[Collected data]
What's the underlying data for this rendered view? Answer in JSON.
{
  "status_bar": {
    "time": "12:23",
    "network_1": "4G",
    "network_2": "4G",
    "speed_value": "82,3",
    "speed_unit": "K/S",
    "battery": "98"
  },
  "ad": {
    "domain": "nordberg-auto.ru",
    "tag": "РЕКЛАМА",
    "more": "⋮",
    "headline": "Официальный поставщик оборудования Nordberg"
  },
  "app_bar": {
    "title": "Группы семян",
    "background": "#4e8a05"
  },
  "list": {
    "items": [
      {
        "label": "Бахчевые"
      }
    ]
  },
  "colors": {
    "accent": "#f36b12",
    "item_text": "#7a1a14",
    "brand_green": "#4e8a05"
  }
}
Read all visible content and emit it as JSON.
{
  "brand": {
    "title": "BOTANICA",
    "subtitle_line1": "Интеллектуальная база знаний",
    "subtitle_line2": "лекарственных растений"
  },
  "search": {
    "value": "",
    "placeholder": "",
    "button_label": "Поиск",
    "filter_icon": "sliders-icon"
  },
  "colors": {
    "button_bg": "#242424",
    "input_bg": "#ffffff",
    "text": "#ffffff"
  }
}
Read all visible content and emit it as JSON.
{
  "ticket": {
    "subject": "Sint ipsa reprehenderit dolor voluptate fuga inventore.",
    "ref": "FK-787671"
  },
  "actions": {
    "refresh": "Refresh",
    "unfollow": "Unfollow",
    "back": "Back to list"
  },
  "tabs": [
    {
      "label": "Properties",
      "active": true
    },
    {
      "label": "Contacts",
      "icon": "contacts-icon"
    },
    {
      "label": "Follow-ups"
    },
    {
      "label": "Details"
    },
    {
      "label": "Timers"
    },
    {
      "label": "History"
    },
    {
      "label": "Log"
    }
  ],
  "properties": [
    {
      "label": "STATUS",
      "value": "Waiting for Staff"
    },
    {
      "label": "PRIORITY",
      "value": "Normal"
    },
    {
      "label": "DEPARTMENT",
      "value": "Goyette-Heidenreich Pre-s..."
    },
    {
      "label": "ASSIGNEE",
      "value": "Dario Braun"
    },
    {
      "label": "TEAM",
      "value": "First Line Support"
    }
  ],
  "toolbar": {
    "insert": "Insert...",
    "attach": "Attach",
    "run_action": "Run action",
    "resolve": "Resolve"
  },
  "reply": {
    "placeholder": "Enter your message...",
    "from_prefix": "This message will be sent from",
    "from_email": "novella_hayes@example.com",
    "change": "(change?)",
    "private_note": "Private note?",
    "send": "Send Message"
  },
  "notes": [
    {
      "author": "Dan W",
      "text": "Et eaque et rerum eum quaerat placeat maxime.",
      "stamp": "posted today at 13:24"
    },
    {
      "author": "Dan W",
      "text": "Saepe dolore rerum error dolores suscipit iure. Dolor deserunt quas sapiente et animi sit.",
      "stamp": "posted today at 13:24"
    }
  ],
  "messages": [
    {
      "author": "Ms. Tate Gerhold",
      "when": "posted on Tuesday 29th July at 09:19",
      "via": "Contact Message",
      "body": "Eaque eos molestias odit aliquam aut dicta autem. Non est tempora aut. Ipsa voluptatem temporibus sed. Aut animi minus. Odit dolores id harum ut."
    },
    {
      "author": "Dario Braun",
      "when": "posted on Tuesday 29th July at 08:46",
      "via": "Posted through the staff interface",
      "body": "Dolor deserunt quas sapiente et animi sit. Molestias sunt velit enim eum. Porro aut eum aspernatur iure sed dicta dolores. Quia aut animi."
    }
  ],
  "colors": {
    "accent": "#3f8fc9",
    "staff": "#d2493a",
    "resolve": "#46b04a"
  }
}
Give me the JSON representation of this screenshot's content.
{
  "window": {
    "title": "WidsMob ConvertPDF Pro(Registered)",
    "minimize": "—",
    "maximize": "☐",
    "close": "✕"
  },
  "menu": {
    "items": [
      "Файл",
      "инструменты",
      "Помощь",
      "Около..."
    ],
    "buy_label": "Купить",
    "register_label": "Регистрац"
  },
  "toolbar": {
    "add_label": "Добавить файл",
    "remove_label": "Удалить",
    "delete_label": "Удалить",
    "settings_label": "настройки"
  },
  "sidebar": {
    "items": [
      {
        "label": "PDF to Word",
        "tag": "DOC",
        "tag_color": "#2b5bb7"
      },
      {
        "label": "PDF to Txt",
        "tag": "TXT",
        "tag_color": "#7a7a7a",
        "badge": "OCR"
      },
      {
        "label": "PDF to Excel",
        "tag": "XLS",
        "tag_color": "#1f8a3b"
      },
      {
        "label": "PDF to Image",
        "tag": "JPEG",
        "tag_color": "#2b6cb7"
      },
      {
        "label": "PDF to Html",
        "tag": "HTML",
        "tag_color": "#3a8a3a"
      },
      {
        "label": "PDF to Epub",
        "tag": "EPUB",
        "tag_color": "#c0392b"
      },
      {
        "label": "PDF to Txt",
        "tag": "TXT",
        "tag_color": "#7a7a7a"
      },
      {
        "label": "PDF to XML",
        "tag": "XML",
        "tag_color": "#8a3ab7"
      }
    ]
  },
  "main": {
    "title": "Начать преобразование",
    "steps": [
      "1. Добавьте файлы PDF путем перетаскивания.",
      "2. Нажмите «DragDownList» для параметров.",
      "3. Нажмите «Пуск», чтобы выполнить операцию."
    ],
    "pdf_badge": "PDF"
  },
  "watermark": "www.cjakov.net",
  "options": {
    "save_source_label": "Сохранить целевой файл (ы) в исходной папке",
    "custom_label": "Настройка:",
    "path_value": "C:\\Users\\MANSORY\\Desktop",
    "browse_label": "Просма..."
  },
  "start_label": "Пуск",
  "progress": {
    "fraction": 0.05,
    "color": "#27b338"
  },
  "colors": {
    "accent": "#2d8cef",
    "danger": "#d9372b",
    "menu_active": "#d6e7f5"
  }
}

**Exercise directions**
Reproduce every line above without error.

**Exercise solution**
What's the underlying data for this rendered view? Answer in JSON.
{
  "status_bar": {
    "time": "12:23",
    "network_1": "4G",
    "network_2": "4G",
    "speed_value": "82,3",
    "speed_unit": "K/S",
    "battery": "98"
  },
  "ad": {
    "domain": "nordberg-auto.ru",
    "tag": "РЕКЛАМА",
    "more": "⋮",
    "headline": "Официальный поставщик оборудования Nordberg"
  },
  "app_bar": {
    "title": "Группы семян",
    "background": "#4e8a05"
  },
  "list": {
    "items": [
      {
        "label": "Бахчевые"
      }
    ]
  },
  "colors": {
    "accent": "#f36b12",
    "item_text": "#7a1a14",
    "brand_green": "#4e8a05"
  }
}
Read all visible content and emit it as JSON.
{
  "brand": {
    "title": "BOTANICA",
    "subtitle_line1": "Интеллектуальная база знаний",
    "subtitle_line2": "лекарственных растений"
  },
  "search": {
    "value": "",
    "placeholder": "",
    "button_label": "Поиск",
    "filter_icon": "sliders-icon"
  },
  "colors": {
    "button_bg": "#242424",
    "input_bg": "#ffffff",
    "text": "#ffffff"
  }
}
Read all visible content and emit it as JSON.
{
  "ticket": {
    "subject": "Sint ipsa reprehenderit dolor voluptate fuga inventore.",
    "ref": "FK-787671"
  },
  "actions": {
    "refresh": "Refresh",
    "unfollow": "Unfollow",
    "back": "Back to list"
  },
  "tabs": [
    {
      "label": "Properties",
      "active": true
    },
    {
      "label": "Contacts",
      "icon": "contacts-icon"
    },
    {
      "label": "Follow-ups"
    },
    {
      "label": "Details"
    },
    {
      "label": "Timers"
    },
    {
      "label": "History"
    },
    {
      "label": "Log"
    }
  ],
  "properties": [
    {
      "label": "STATUS",
      "value": "Waiting for Staff"
    },
    {
      "label": "PRIORITY",
      "value": "Normal"
    },
    {
      "label": "DEPARTMENT",
      "value": "Goyette-Heidenreich Pre-s..."
    },
    {
      "label": "ASSIGNEE",
      "value": "Dario Braun"
    },
    {
      "label": "TEAM",
      "value": "First Line Support"
    }
  ],
  "toolbar": {
    "insert": "Insert...",
    "attach": "Attach",
    "run_action": "Run action",
    "resolve": "Resolve"
  },
  "reply": {
    "placeholder": "Enter your message...",
    "from_prefix": "This message will be sent from",
    "from_email": "novella_hayes@example.com",
    "change": "(change?)",
    "private_note": "Private note?",
    "send": "Send Message"
  },
  "notes": [
    {
      "author": "Dan W",
      "text": "Et eaque et rerum eum quaerat placeat maxime.",
      "stamp": "posted today at 13:24"
    },
    {
      "author": "Dan W",
      "text": "Saepe dolore rerum error dolores suscipit iure. Dolor deserunt quas sapiente et animi sit.",
      "stamp": "posted today at 13:24"
    }
  ],
  "messages": [
    {
      "author": "Ms. Tate Gerhold",
      "when": "posted on Tuesday 29th July at 09:19",
      "via": "Contact Message",
      "body": "Eaque eos molestias odit aliquam aut dicta autem. Non est tempora aut. Ipsa voluptatem temporibus sed. Aut animi minus. Odit dolores id harum ut."
    },
    {
      "author": "Dario Braun",
      "when": "posted on Tuesday 29th July at 08:46",
      "via": "Posted through the staff interface",
      "body": "Dolor deserunt quas sapiente et animi sit. Molestias sunt velit enim eum. Porro aut eum aspernatur iure sed dicta dolores. Quia aut animi."
    }
  ],
  "colors": {
    "accent": "#3f8fc9",
    "staff": "#d2493a",
    "resolve": "#46b04a"
  }
}
Give me the JSON representation of this screenshot's content.
{
  "window": {
    "title": "WidsMob ConvertPDF Pro(Registered)",
    "minimize": "—",
    "maximize": "☐",
    "close": "✕"
  },
  "menu": {
    "items": [
      "Файл",
      "инструменты",
      "Помощь",
      "Около..."
    ],
    "buy_label": "Купить",
    "register_label": "Регистрац"
  },
  "toolbar": {
    "add_label": "Добавить файл",
    "remove_label": "Удалить",
    "delete_label": "Удалить",
    "settings_label": "настройки"
  },
  "sidebar": {
    "items": [
      {
        "label": "PDF to Word",
        "tag": "DOC",
        "tag_color": "#2b5bb7"
      },
      {
        "label": "PDF to Txt",
        "tag": "TXT",
        "tag_color": "#7a7a7a",
        "badge": "OCR"
      },
      {
        "label": "PDF to Excel",
        "tag": "XLS",
        "tag_color": "#1f8a3b"
      },
      {
        "label": "PDF to Image",
        "tag": "JPEG",
        "tag_color": "#2b6cb7"
      },
      {
        "label": "PDF to Html",
        "tag": "HTML",
        "tag_color": "#3a8a3a"
      },
      {
        "label": "PDF to Epub",
        "tag": "EPUB",
        "tag_color": "#c0392b"
      },
      {
        "label": "PDF to Txt",
        "tag": "TXT",
        "tag_color": "#7a7a7a"
      },
      {
        "label": "PDF to XML",
        "tag": "XML",
        "tag_color": "#8a3ab7"
      }
    ]
  },
  "main": {
    "title": "Начать преобразование",
    "steps": [
      "1. Добавьте файлы PDF путем перетаскивания.",
      "2. Нажмите «DragDownList» для параметров.",
      "3. Нажмите «Пуск», чтобы выполнить операцию."
    ],
    "pdf_badge": "PDF"
  },
  "watermark": "www.cjakov.net",
  "options": {
    "save_source_label": "Сохранить целевой файл (ы) в исходной папке",
    "custom_label": "Настройка:",
    "path_value": "C:\\Users\\MANSORY\\Desktop",
    "browse_label": "Просма..."
  },
  "start_label": "Пуск",
  "progress": {
    "fraction": 0.05,
    "color": "#27b338"
  },
  "colors": {
    "accent": "#2d8cef",
    "danger": "#d9372b",
    "menu_active": "#d6e7f5"
  }
}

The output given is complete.